To do —
Wherever the word "name" appears in a line, extract that line.

Structured figure records
* Start *

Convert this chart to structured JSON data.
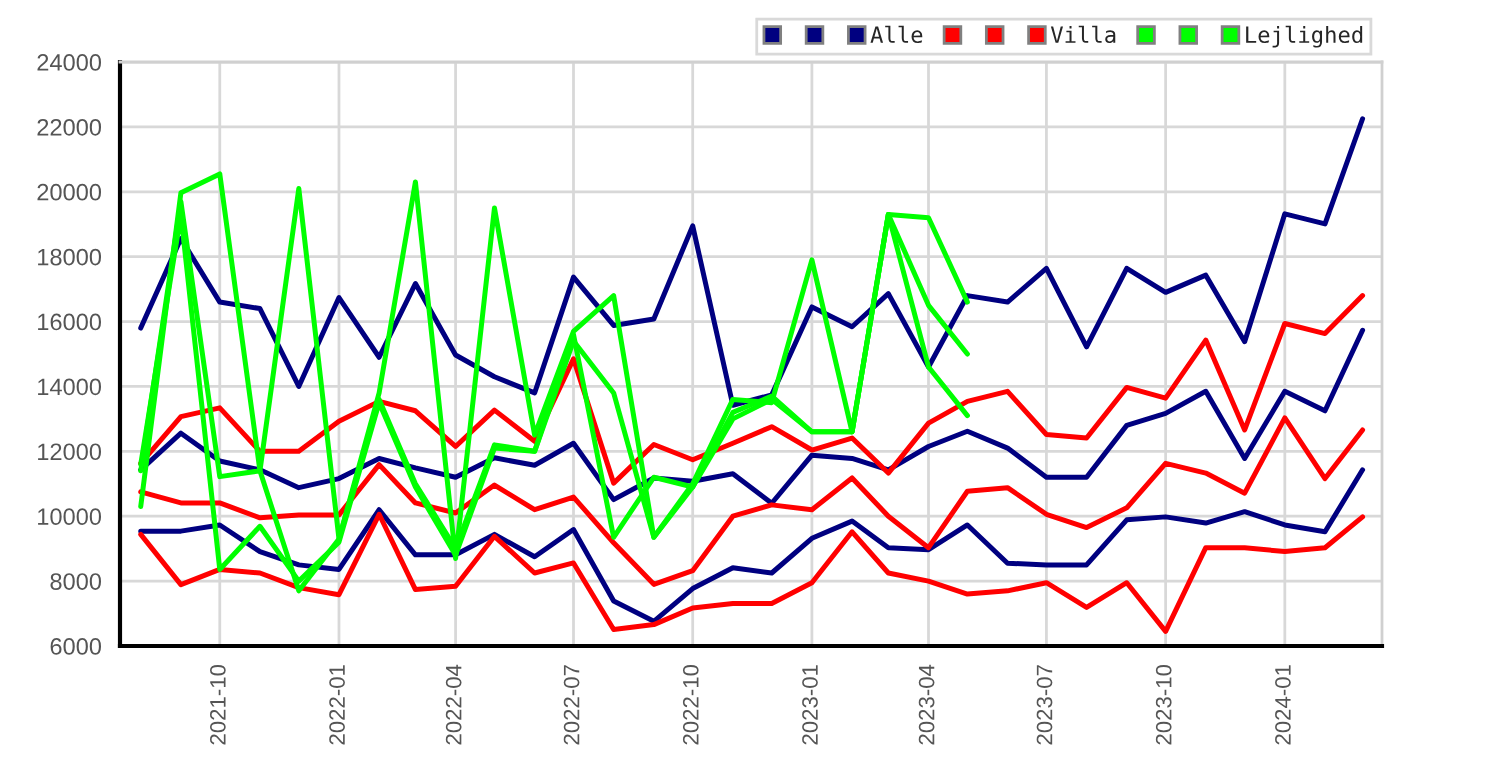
{
  "chart_data": {
    "type": "line",
    "x": [
      "2021-08",
      "2021-09",
      "2021-10",
      "2021-11",
      "2021-12",
      "2022-01",
      "2022-02",
      "2022-03",
      "2022-04",
      "2022-05",
      "2022-06",
      "2022-07",
      "2022-08",
      "2022-09",
      "2022-10",
      "2022-11",
      "2022-12",
      "2023-01",
      "2023-02",
      "2023-03",
      "2023-04",
      "2023-05",
      "2023-06",
      "2023-07",
      "2023-08",
      "2023-09",
      "2023-10",
      "2023-11",
      "2023-12",
      "2024-01",
      "2024-02",
      "2024-03"
    ],
    "series": [
      {
        "color": "#000080",
        "values": [
          15800,
          18560,
          16600,
          16400,
          14000,
          16740,
          14900,
          17170,
          14970,
          14300,
          13800,
          17370,
          15880,
          16080,
          18950,
          13420,
          13740,
          16450,
          15840,
          16860,
          14600,
          16800,
          16600,
          17640,
          15220,
          17640,
          16900,
          17430,
          15380,
          19320,
          19010,
          22250
        ]
      },
      {
        "color": "#000080",
        "values": [
          11430,
          12560,
          11700,
          11430,
          10880,
          11160,
          11780,
          11490,
          11200,
          11800,
          11570,
          12250,
          10510,
          11180,
          11080,
          11310,
          10400,
          11880,
          11780,
          11430,
          12150,
          12620,
          12100,
          11200,
          11200,
          12800,
          13170,
          13850,
          11780,
          13850,
          13250,
          15730
        ]
      },
      {
        "name": "Alle",
        "color": "#000080",
        "values": [
          9540,
          9540,
          9730,
          8910,
          8500,
          8360,
          10200,
          8810,
          8810,
          9440,
          8750,
          9590,
          7390,
          6760,
          7770,
          8410,
          8250,
          9320,
          9850,
          9030,
          8970,
          9730,
          8550,
          8500,
          8500,
          9890,
          9980,
          9790,
          10140,
          9730,
          9520,
          11430
        ]
      },
      {
        "color": "#ff0000",
        "values": [
          11630,
          13070,
          13340,
          12000,
          12000,
          12930,
          13540,
          13250,
          12150,
          13270,
          12310,
          14850,
          11020,
          12210,
          11740,
          12250,
          12760,
          12040,
          12410,
          11330,
          12870,
          13540,
          13850,
          12520,
          12410,
          13970,
          13640,
          15430,
          12660,
          15940,
          15630,
          16800
        ]
      },
      {
        "color": "#ff0000",
        "values": [
          10750,
          10410,
          10410,
          9950,
          10040,
          10040,
          11590,
          10410,
          10100,
          10960,
          10200,
          10590,
          9180,
          7900,
          8320,
          10000,
          10350,
          10200,
          11180,
          10000,
          9030,
          10770,
          10880,
          10060,
          9650,
          10260,
          11630,
          11330,
          10710,
          13030,
          11160,
          12660
        ]
      },
      {
        "name": "Villa",
        "color": "#ff0000",
        "values": [
          9440,
          7890,
          8360,
          8250,
          7800,
          7580,
          10060,
          7740,
          7840,
          9380,
          8250,
          8560,
          6510,
          6660,
          7170,
          7310,
          7310,
          7950,
          9520,
          8250,
          8000,
          7600,
          7700,
          7950,
          7190,
          7950,
          6450,
          9030,
          9030,
          8910,
          9030,
          9980
        ]
      },
      {
        "color": "#00ff00",
        "values": [
          10300,
          19970,
          20550,
          11400,
          20100,
          9300,
          13800,
          20300,
          8700,
          19500,
          12500,
          15700,
          16800,
          9350,
          11000,
          13600,
          13500,
          17900,
          12600,
          19300,
          19200,
          16600,
          null,
          null,
          null,
          null,
          null,
          null,
          null,
          null,
          null,
          null
        ]
      },
      {
        "color": "#00ff00",
        "values": [
          11400,
          19700,
          11220,
          11400,
          7700,
          9300,
          13600,
          11000,
          9000,
          12200,
          12000,
          15600,
          9350,
          11200,
          10900,
          13200,
          13700,
          12600,
          12600,
          19300,
          16500,
          15000,
          null,
          null,
          null,
          null,
          null,
          null,
          null,
          null,
          null,
          null
        ]
      },
      {
        "name": "Lejlighed",
        "color": "#00ff00",
        "values": [
          11600,
          19300,
          8360,
          9690,
          8000,
          9200,
          13500,
          10900,
          8800,
          12100,
          12000,
          15400,
          13800,
          9350,
          10900,
          13000,
          13600,
          12600,
          12600,
          19300,
          14600,
          13100,
          null,
          null,
          null,
          null,
          null,
          null,
          null,
          null,
          null,
          null
        ]
      }
    ],
    "xlim": [
      "2021-07-16",
      "2024-03-16"
    ],
    "xticks": [
      {
        "value": "2021-10",
        "label": "2021-10"
      },
      {
        "value": "2022-01",
        "label": "2022-01"
      },
      {
        "value": "2022-04",
        "label": "2022-04"
      },
      {
        "value": "2022-07",
        "label": "2022-07"
      },
      {
        "value": "2022-10",
        "label": "2022-10"
      },
      {
        "value": "2023-01",
        "label": "2023-01"
      },
      {
        "value": "2023-04",
        "label": "2023-04"
      },
      {
        "value": "2023-07",
        "label": "2023-07"
      },
      {
        "value": "2023-10",
        "label": "2023-10"
      },
      {
        "value": "2024-01",
        "label": "2024-01"
      }
    ],
    "ylim": [
      6000,
      24000
    ],
    "yticks": [
      6000,
      8000,
      10000,
      12000,
      14000,
      16000,
      18000,
      20000,
      22000,
      24000
    ],
    "grid": true,
    "legend": "top right",
    "marker": "none",
    "line_style": "solid"
  }
}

* End *

Answer to this problem —
        "name": "Alle",
        "name": "Villa",
        "name": "Lejlighed",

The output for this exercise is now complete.